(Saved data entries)
— Begin —
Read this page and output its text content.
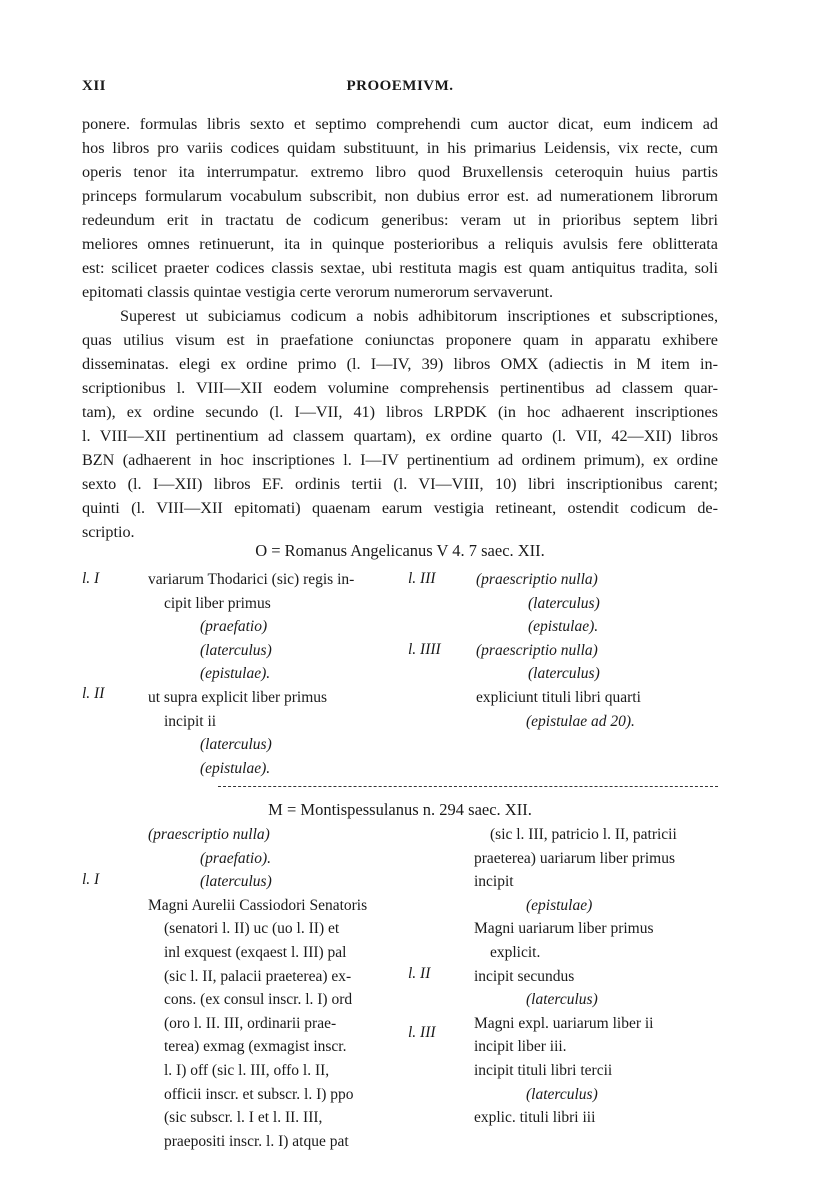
XII	PROOEMIVM.
ponere. formulas libris sexto et septimo comprehendi cum auctor dicat, eum indicem ad
hos libros pro variis codices quidam substituunt, in his primarius Leidensis, vix recte, cum
operis tenor ita interrumpatur. extremo libro quod Bruxellensis ceteroquin huius partis
princeps formularum vocabulum subscribit, non dubius error est. ad numerationem librorum
redeundum erit in tractatu de codicum generibus: veram ut in prioribus septem libri
meliores omnes retinuerunt, ita in quinque posterioribus a reliquis avulsis fere oblitterata
est: scilicet praeter codices classis sextae, ubi restituta magis est quam antiquitus tradita, soli
epitomati classis quintae vestigia certe verorum numerorum servaverunt.
Superest ut subiciamus codicum a nobis adhibitorum inscriptiones et subscriptiones,
quas utilius visum est in praefatione coniunctas proponere quam in apparatu exhibere
disseminatas. elegi ex ordine primo (l. I—IV, 39) libros OMX (adiectis in M item in-
scriptionibus l. VIII—XII eodem volumine comprehensis pertinentibus ad classem quar-
tam), ex ordine secundo (l. I—VII, 41) libros LRPDK (in hoc adhaerent inscriptiones
l. VIII—XII pertinentium ad classem quartam), ex ordine quarto (l. VII, 42—XII) libros
BZN (adhaerent in hoc inscriptiones l. I—IV pertinentium ad ordinem primum), ex ordine
sexto (l. I—XII) libros EF. ordinis tertii (l. VI—VIII, 10) libri inscriptionibus carent;
quinti (l. VIII—XII epitomati) quaenam earum vestigia retineant, ostendit codicum de-
scriptio.
O = Romanus Angelicanus V 4. 7 saec. XII.
l. I
l. II
variarum Thodarici (sic) regis in-
cipit liber primus
(praefatio)
(laterculus)
(epistulae).
ut supra explicit liber primus
incipit ii
(laterculus)
(epistulae).
l. III
l. IIII
(praescriptio nulla)
(laterculus)
(epistulae).
(praescriptio nulla)
(laterculus)
expliciunt tituli libri quarti
(epistulae ad 20).
M = Montispessulanus n. 294 saec. XII.
l. I
(praescriptio nulla)
(praefatio).
(laterculus)
Magni Aurelii Cassiodori Senatoris
(senatori l. II) uc (uo l. II) et
inl exquest (exqaest l. III) pal
(sic l. II, palacii praeterea) ex-
cons. (ex consul inscr. l. I) ord
(oro l. II. III, ordinarii prae-
terea) exmag (exmagist inscr.
l. I) off (sic l. III, offo l. II,
officii inscr. et subscr. l. I) ppo
(sic subscr. l. I et l. II. III,
praepositi inscr. l. I) atque pat
l. II
l. III
(sic l. III, patricio l. II, patricii
praeterea) uariarum liber primus
incipit
(epistulae)
Magni uariarum liber primus
explicit.
incipit secundus
(laterculus)
Magni expl. uariarum liber ii
incipit liber iii.
incipit tituli libri tercii
(laterculus)
explic. tituli libri iii
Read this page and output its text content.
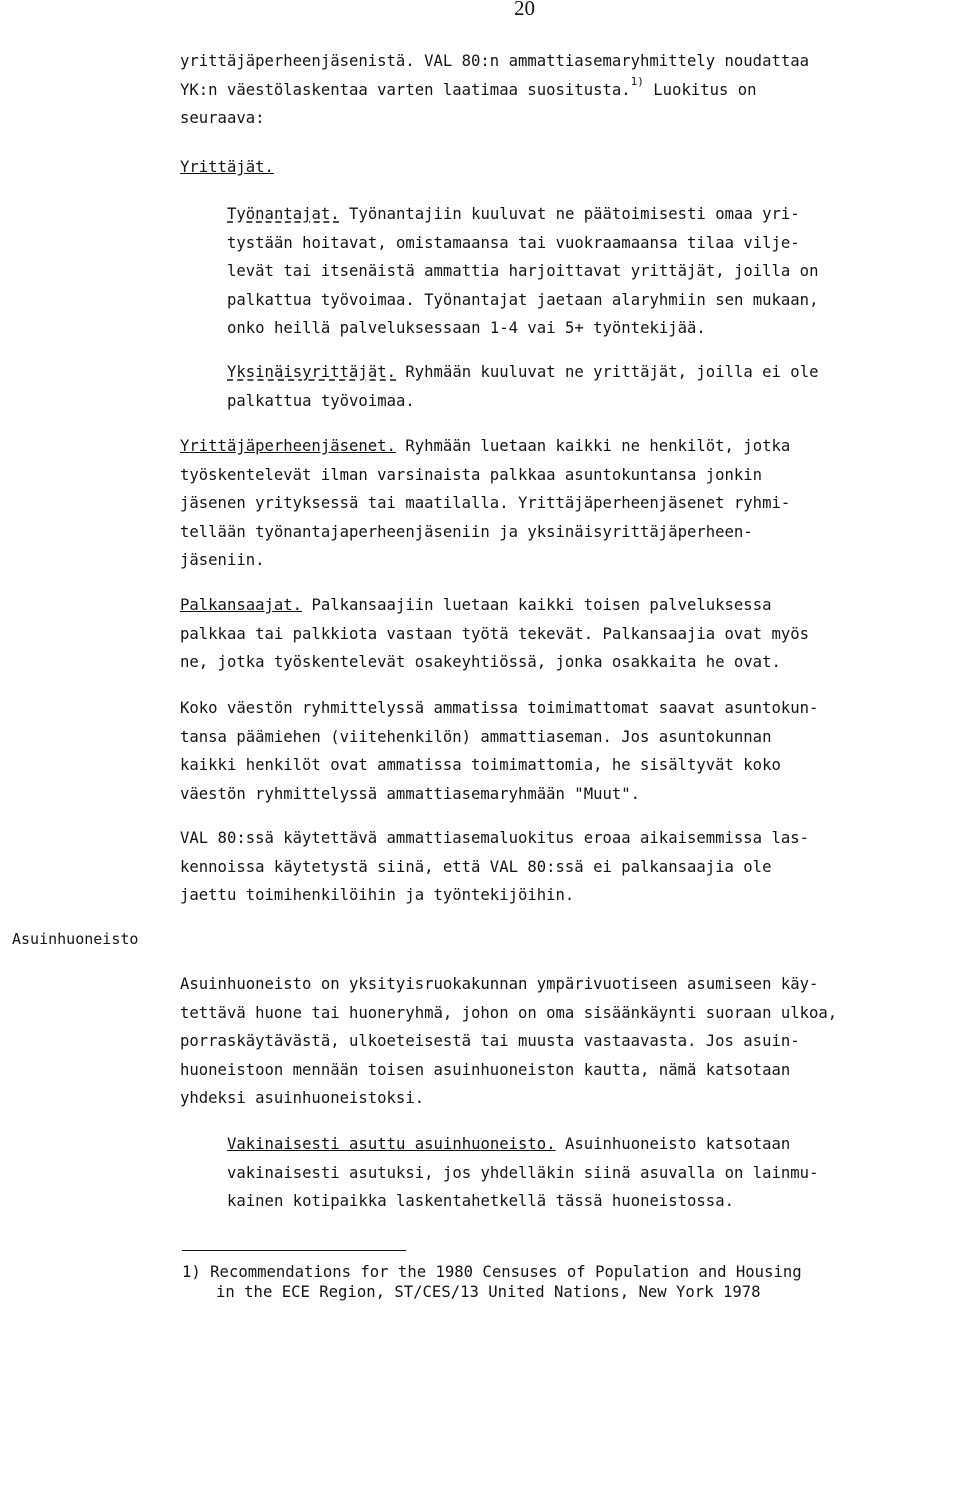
20
yrittäjäperheenjäsenistä. VAL 80:n ammattiasemaryhmittely noudattaa
YK:n väestölaskentaa varten laatimaa suositusta.$^{1)}$ Luokitus on
seuraava:
Yrittäjät.
Työnantajat. Työnantajiin kuuluvat ne päätoimisesti omaa yri-
tystään hoitavat, omistamaansa tai vuokraamaansa tilaa vilje-
levät tai itsenäistä ammattia harjoittavat yrittäjät, joilla on
palkattua työvoimaa. Työnantajat jaetaan alaryhmiin sen mukaan,
onko heillä palveluksessaan 1-4 vai 5+ työntekijää.
Yksinäisyrittäjät. Ryhmään kuuluvat ne yrittäjät, joilla ei ole
palkattua työvoimaa.
Yrittäjäperheenjäsenet. Ryhmään luetaan kaikki ne henkilöt, jotka
työskentelevät ilman varsinaista palkkaa asuntokuntansa jonkin
jäsenen yrityksessä tai maatilalla. Yrittäjäperheenjäsenet ryhmi-
tellään työnantajaperheenjäseniin ja yksinäisyrittäjäperheen-
jäseniin.
Palkansaajat. Palkansaajiin luetaan kaikki toisen palveluksessa
palkkaa tai palkkiota vastaan työtä tekevät. Palkansaajia ovat myös
ne, jotka työskentelevät osakeyhtiössä, jonka osakkaita he ovat.
Koko väestön ryhmittelyssä ammatissa toimimattomat saavat asuntokun-
tansa päämiehen (viitehenkilön) ammattiaseman. Jos asuntokunnan
kaikki henkilöt ovat ammatissa toimimattomia, he sisältyvät koko
väestön ryhmittelyssä ammattiasemaryhmään "Muut".
VAL 80:ssä käytettävä ammattiasemaluokitus eroaa aikaisemmissa las-
kennoissa käytetystä siinä, että VAL 80:ssä ei palkansaajia ole
jaettu toimihenkilöihin ja työntekijöihin.
Asuinhuoneisto
Asuinhuoneisto on yksityisruokakunnan ympärivuotiseen asumiseen käy-
tettävä huone tai huoneryhmä, johon on oma sisäänkäynti suoraan ulkoa,
porraskäytävästä, ulkoeteisestä tai muusta vastaavasta. Jos asuin-
huoneistoon mennään toisen asuinhuoneiston kautta, nämä katsotaan
yhdeksi asuinhuoneistoksi.
Vakinaisesti asuttu asuinhuoneisto. Asuinhuoneisto katsotaan
vakinaisesti asutuksi, jos yhdelläkin siinä asuvalla on lainmu-
kainen kotipaikka laskentahetkellä tässä huoneistossa.
1) Recommendations for the 1980 Censuses of Population and Housing
in the ECE Region, ST/CES/13 United Nations, New York 1978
— End —
Exercise goal – Each line above that includes "VIII" should be shown.

Answer to the task –
scriptionibus l. VIII—XII eodem volumine comprehensis pertinentibus ad classem quar-
l. VIII—XII pertinentium ad classem quartam), ex ordine quarto (l. VII, 42—XII) libros
sexto (l. I—XII) libros EF. ordinis tertii (l. VI—VIII, 10) libri inscriptionibus carent;
quinti (l. VIII—XII epitomati) quaenam earum vestigia retineant, ostendit codicum de-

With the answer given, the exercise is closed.